Return every entry exactly.

+++ Data provided

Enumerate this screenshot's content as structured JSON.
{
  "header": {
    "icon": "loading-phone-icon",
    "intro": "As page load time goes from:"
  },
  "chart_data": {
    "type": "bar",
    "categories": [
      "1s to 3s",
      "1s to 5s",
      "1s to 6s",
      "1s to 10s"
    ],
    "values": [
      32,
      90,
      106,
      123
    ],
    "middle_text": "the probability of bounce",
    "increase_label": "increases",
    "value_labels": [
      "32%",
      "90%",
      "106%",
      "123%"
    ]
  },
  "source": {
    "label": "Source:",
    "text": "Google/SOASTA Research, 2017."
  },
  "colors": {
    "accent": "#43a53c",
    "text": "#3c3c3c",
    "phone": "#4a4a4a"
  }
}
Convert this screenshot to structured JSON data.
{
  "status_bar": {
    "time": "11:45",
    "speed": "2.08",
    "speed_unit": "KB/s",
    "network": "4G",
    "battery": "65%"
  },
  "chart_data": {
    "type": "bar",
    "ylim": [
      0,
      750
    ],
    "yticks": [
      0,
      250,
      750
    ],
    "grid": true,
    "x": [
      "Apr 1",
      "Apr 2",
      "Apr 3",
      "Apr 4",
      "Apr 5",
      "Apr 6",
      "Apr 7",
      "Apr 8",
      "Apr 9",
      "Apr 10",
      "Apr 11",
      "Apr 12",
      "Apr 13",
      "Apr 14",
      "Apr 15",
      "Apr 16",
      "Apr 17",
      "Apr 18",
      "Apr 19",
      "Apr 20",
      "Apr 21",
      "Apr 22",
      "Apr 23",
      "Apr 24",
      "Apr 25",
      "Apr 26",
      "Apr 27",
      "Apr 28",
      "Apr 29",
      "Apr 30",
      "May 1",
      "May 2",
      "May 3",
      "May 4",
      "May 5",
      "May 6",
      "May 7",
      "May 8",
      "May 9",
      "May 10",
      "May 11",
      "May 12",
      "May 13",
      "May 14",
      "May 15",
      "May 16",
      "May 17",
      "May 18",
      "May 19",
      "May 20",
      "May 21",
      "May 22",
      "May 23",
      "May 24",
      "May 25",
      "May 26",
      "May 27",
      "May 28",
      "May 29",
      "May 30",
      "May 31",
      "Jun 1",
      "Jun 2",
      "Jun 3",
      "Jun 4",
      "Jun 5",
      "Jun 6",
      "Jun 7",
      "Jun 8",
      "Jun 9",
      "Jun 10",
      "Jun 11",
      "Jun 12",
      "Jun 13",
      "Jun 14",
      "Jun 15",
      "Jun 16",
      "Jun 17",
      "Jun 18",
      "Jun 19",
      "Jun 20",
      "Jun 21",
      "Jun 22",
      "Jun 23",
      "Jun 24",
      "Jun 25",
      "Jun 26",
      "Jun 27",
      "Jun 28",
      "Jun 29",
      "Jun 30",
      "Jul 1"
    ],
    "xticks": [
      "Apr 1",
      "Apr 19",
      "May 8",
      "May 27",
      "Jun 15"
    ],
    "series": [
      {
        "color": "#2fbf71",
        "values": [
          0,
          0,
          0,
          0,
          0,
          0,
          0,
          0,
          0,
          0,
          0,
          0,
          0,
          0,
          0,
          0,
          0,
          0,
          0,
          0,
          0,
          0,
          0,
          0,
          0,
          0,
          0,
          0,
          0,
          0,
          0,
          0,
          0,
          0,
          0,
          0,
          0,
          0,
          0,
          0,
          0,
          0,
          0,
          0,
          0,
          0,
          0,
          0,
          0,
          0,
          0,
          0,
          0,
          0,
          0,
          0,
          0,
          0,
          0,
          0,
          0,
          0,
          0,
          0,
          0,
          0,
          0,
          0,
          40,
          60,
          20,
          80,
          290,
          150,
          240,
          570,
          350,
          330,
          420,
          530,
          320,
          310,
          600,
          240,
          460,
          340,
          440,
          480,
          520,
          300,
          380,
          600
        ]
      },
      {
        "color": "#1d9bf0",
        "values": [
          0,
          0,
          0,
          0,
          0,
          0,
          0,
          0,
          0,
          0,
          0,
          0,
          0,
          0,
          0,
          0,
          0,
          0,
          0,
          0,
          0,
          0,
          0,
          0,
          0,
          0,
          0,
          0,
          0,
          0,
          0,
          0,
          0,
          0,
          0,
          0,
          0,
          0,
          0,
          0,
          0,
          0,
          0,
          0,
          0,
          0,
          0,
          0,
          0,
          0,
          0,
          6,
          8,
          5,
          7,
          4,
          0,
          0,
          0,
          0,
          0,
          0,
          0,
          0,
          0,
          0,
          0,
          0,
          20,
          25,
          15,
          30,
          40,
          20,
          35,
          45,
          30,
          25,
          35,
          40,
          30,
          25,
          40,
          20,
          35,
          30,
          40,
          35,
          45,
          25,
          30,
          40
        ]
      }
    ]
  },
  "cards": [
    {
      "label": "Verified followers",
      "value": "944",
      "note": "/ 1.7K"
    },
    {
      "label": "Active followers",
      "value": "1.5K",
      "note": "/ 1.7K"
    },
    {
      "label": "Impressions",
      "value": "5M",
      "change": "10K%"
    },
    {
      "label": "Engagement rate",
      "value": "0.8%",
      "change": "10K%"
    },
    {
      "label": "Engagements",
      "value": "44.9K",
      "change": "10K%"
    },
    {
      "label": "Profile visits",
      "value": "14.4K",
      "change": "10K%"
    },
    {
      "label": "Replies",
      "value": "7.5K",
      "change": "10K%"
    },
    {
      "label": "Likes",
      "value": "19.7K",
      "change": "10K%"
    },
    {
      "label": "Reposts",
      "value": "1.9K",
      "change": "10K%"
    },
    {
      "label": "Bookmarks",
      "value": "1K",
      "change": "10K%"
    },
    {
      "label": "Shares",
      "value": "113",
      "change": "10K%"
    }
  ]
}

++++++

== Task response ==
Enumerate this screenshot's content as structured JSON.
{
  "header": {
    "icon": "loading-phone-icon",
    "intro": "As page load time goes from:"
  },
  "chart_data": {
    "type": "bar",
    "categories": [
      "1s to 3s",
      "1s to 5s",
      "1s to 6s",
      "1s to 10s"
    ],
    "values": [
      32,
      90,
      106,
      123
    ],
    "middle_text": "the probability of bounce",
    "increase_label": "increases",
    "value_labels": [
      "32%",
      "90%",
      "106%",
      "123%"
    ]
  },
  "source": {
    "label": "Source:",
    "text": "Google/SOASTA Research, 2017."
  },
  "colors": {
    "accent": "#43a53c",
    "text": "#3c3c3c",
    "phone": "#4a4a4a"
  }
}
Convert this screenshot to structured JSON data.
{
  "status_bar": {
    "time": "11:45",
    "speed": "2.08",
    "speed_unit": "KB/s",
    "network": "4G",
    "battery": "65%"
  },
  "chart_data": {
    "type": "bar",
    "ylim": [
      0,
      750
    ],
    "yticks": [
      0,
      250,
      750
    ],
    "grid": true,
    "x": [
      "Apr 1",
      "Apr 2",
      "Apr 3",
      "Apr 4",
      "Apr 5",
      "Apr 6",
      "Apr 7",
      "Apr 8",
      "Apr 9",
      "Apr 10",
      "Apr 11",
      "Apr 12",
      "Apr 13",
      "Apr 14",
      "Apr 15",
      "Apr 16",
      "Apr 17",
      "Apr 18",
      "Apr 19",
      "Apr 20",
      "Apr 21",
      "Apr 22",
      "Apr 23",
      "Apr 24",
      "Apr 25",
      "Apr 26",
      "Apr 27",
      "Apr 28",
      "Apr 29",
      "Apr 30",
      "May 1",
      "May 2",
      "May 3",
      "May 4",
      "May 5",
      "May 6",
      "May 7",
      "May 8",
      "May 9",
      "May 10",
      "May 11",
      "May 12",
      "May 13",
      "May 14",
      "May 15",
      "May 16",
      "May 17",
      "May 18",
      "May 19",
      "May 20",
      "May 21",
      "May 22",
      "May 23",
      "May 24",
      "May 25",
      "May 26",
      "May 27",
      "May 28",
      "May 29",
      "May 30",
      "May 31",
      "Jun 1",
      "Jun 2",
      "Jun 3",
      "Jun 4",
      "Jun 5",
      "Jun 6",
      "Jun 7",
      "Jun 8",
      "Jun 9",
      "Jun 10",
      "Jun 11",
      "Jun 12",
      "Jun 13",
      "Jun 14",
      "Jun 15",
      "Jun 16",
      "Jun 17",
      "Jun 18",
      "Jun 19",
      "Jun 20",
      "Jun 21",
      "Jun 22",
      "Jun 23",
      "Jun 24",
      "Jun 25",
      "Jun 26",
      "Jun 27",
      "Jun 28",
      "Jun 29",
      "Jun 30",
      "Jul 1"
    ],
    "xticks": [
      "Apr 1",
      "Apr 19",
      "May 8",
      "May 27",
      "Jun 15"
    ],
    "series": [
      {
        "color": "#2fbf71",
        "values": [
          0,
          0,
          0,
          0,
          0,
          0,
          0,
          0,
          0,
          0,
          0,
          0,
          0,
          0,
          0,
          0,
          0,
          0,
          0,
          0,
          0,
          0,
          0,
          0,
          0,
          0,
          0,
          0,
          0,
          0,
          0,
          0,
          0,
          0,
          0,
          0,
          0,
          0,
          0,
          0,
          0,
          0,
          0,
          0,
          0,
          0,
          0,
          0,
          0,
          0,
          0,
          0,
          0,
          0,
          0,
          0,
          0,
          0,
          0,
          0,
          0,
          0,
          0,
          0,
          0,
          0,
          0,
          0,
          40,
          60,
          20,
          80,
          290,
          150,
          240,
          570,
          350,
          330,
          420,
          530,
          320,
          310,
          600,
          240,
          460,
          340,
          440,
          480,
          520,
          300,
          380,
          600
        ]
      },
      {
        "color": "#1d9bf0",
        "values": [
          0,
          0,
          0,
          0,
          0,
          0,
          0,
          0,
          0,
          0,
          0,
          0,
          0,
          0,
          0,
          0,
          0,
          0,
          0,
          0,
          0,
          0,
          0,
          0,
          0,
          0,
          0,
          0,
          0,
          0,
          0,
          0,
          0,
          0,
          0,
          0,
          0,
          0,
          0,
          0,
          0,
          0,
          0,
          0,
          0,
          0,
          0,
          0,
          0,
          0,
          0,
          6,
          8,
          5,
          7,
          4,
          0,
          0,
          0,
          0,
          0,
          0,
          0,
          0,
          0,
          0,
          0,
          0,
          20,
          25,
          15,
          30,
          40,
          20,
          35,
          45,
          30,
          25,
          35,
          40,
          30,
          25,
          40,
          20,
          35,
          30,
          40,
          35,
          45,
          25,
          30,
          40
        ]
      }
    ]
  },
  "cards": [
    {
      "label": "Verified followers",
      "value": "944",
      "note": "/ 1.7K"
    },
    {
      "label": "Active followers",
      "value": "1.5K",
      "note": "/ 1.7K"
    },
    {
      "label": "Impressions",
      "value": "5M",
      "change": "10K%"
    },
    {
      "label": "Engagement rate",
      "value": "0.8%",
      "change": "10K%"
    },
    {
      "label": "Engagements",
      "value": "44.9K",
      "change": "10K%"
    },
    {
      "label": "Profile visits",
      "value": "14.4K",
      "change": "10K%"
    },
    {
      "label": "Replies",
      "value": "7.5K",
      "change": "10K%"
    },
    {
      "label": "Likes",
      "value": "19.7K",
      "change": "10K%"
    },
    {
      "label": "Reposts",
      "value": "1.9K",
      "change": "10K%"
    },
    {
      "label": "Bookmarks",
      "value": "1K",
      "change": "10K%"
    },
    {
      "label": "Shares",
      "value": "113",
      "change": "10K%"
    }
  ]
}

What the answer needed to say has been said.